### INSTRUCTIONS FOR THE TASK
Each line containing the word "организации" must be collected.

Some records
•••
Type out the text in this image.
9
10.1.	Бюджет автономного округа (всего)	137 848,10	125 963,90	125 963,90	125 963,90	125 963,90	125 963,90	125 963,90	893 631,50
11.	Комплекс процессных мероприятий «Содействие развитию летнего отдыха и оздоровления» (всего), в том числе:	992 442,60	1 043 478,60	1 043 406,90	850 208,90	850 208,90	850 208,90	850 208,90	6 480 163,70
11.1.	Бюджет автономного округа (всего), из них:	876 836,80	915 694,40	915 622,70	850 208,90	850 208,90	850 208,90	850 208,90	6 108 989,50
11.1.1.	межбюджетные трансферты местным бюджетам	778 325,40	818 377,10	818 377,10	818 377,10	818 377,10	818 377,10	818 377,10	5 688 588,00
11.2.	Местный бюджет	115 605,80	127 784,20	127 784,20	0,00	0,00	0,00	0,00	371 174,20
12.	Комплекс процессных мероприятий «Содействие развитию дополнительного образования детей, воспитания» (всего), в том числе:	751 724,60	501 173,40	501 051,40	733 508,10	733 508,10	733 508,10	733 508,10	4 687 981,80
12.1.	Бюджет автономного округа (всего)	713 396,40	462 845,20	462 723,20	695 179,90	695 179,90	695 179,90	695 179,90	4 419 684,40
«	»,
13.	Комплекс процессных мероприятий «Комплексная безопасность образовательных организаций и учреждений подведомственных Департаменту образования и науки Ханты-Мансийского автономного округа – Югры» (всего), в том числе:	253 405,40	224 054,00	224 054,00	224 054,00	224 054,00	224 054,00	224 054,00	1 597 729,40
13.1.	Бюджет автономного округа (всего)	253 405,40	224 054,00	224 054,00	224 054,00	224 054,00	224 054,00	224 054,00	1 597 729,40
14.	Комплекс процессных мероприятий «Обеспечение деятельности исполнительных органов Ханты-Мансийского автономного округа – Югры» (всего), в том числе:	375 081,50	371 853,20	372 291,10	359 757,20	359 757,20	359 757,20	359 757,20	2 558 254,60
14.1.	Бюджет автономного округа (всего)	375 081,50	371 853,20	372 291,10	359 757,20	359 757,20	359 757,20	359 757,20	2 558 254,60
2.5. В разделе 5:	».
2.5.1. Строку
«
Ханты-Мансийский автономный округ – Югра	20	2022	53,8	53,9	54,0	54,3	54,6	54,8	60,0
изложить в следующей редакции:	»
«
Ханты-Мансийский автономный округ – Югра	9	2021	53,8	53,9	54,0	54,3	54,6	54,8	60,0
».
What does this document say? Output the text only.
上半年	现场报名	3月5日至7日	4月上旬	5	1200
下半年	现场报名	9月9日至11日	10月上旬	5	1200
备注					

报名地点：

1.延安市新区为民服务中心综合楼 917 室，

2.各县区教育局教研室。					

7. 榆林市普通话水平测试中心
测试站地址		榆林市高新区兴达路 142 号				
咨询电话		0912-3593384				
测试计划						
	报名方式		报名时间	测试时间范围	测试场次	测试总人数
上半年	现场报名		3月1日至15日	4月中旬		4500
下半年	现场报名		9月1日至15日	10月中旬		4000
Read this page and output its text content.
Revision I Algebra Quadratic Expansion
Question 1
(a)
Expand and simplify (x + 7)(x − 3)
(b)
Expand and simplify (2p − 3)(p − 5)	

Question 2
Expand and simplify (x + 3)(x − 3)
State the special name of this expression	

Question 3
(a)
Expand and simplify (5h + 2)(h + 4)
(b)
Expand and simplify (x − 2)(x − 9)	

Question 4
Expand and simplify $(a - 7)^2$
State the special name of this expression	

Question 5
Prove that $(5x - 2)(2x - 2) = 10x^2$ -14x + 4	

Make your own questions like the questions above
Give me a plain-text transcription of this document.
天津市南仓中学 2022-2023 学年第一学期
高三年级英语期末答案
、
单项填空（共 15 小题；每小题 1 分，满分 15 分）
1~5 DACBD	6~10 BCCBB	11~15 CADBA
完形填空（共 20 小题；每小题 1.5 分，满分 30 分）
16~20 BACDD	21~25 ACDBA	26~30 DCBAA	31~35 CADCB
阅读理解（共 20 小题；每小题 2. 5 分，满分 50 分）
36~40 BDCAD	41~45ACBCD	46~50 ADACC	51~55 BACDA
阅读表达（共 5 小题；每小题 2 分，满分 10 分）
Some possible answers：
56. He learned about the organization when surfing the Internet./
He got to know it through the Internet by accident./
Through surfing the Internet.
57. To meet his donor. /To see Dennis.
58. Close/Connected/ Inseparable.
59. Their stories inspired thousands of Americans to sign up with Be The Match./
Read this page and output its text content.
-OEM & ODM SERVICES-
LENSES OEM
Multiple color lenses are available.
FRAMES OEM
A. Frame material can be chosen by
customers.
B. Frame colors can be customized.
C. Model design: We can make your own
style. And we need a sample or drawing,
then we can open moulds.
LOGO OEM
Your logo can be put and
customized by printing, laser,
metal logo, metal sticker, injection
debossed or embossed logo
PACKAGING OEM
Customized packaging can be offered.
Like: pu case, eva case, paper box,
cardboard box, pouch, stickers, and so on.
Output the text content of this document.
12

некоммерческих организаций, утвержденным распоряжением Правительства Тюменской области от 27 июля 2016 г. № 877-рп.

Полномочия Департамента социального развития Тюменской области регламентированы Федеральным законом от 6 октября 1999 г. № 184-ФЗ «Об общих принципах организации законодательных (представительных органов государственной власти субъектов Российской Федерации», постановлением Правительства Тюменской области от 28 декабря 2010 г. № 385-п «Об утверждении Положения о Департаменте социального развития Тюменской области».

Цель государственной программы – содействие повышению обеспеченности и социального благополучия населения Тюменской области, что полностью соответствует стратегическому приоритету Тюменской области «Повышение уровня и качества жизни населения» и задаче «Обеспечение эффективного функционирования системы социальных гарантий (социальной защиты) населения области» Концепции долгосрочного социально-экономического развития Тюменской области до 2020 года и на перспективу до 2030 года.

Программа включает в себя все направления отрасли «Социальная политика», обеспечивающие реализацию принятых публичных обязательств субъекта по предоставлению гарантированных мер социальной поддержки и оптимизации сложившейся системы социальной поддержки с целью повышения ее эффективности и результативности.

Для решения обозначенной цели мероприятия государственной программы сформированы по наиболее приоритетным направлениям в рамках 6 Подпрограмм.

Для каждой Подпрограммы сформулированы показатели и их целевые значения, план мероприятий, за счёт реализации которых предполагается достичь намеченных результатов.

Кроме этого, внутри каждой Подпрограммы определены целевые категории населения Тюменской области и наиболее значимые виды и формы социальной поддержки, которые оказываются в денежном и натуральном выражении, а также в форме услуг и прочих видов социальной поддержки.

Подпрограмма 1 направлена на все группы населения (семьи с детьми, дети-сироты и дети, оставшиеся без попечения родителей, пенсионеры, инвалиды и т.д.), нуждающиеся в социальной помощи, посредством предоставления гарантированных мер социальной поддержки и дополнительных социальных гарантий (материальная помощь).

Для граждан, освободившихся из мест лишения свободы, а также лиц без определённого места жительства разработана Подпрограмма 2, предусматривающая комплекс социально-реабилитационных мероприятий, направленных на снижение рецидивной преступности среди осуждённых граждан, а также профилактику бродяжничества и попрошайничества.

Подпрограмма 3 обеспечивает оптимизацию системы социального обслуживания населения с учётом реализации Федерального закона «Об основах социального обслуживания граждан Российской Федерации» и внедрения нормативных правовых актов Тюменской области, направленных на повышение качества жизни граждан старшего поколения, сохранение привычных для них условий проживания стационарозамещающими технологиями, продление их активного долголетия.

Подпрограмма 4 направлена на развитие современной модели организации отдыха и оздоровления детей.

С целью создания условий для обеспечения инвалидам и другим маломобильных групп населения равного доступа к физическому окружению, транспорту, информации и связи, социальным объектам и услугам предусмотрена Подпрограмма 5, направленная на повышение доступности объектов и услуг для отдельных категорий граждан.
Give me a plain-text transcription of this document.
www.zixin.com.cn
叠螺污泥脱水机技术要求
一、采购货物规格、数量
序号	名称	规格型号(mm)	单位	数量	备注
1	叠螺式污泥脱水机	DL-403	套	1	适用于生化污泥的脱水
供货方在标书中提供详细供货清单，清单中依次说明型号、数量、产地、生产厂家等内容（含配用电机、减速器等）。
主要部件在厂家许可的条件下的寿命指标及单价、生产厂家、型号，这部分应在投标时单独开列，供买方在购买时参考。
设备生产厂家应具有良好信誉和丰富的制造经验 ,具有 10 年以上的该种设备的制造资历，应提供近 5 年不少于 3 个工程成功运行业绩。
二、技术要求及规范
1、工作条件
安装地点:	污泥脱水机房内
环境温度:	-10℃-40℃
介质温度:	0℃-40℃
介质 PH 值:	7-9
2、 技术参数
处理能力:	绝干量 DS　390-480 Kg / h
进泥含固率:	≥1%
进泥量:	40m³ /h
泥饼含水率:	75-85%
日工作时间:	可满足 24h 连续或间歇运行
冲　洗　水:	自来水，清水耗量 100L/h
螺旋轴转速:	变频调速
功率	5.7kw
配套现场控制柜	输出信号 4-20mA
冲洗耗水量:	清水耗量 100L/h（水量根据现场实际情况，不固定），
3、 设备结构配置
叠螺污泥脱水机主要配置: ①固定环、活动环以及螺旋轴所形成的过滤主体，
•••
### THE COMPLETED TASK
Полномочия Департамента социального развития Тюменской области регламентированы Федеральным законом от 6 октября 1999 г. № 184-ФЗ «Об общих принципах организации законодательных (представительных органов государственной власти субъектов Российской Федерации», постановлением Правительства Тюменской области от 28 декабря 2010 г. № 385-п «Об утверждении Положения о Департаменте социального развития Тюменской области».
Подпрограмма 4 направлена на развитие современной модели организации отдыха и оздоровления детей.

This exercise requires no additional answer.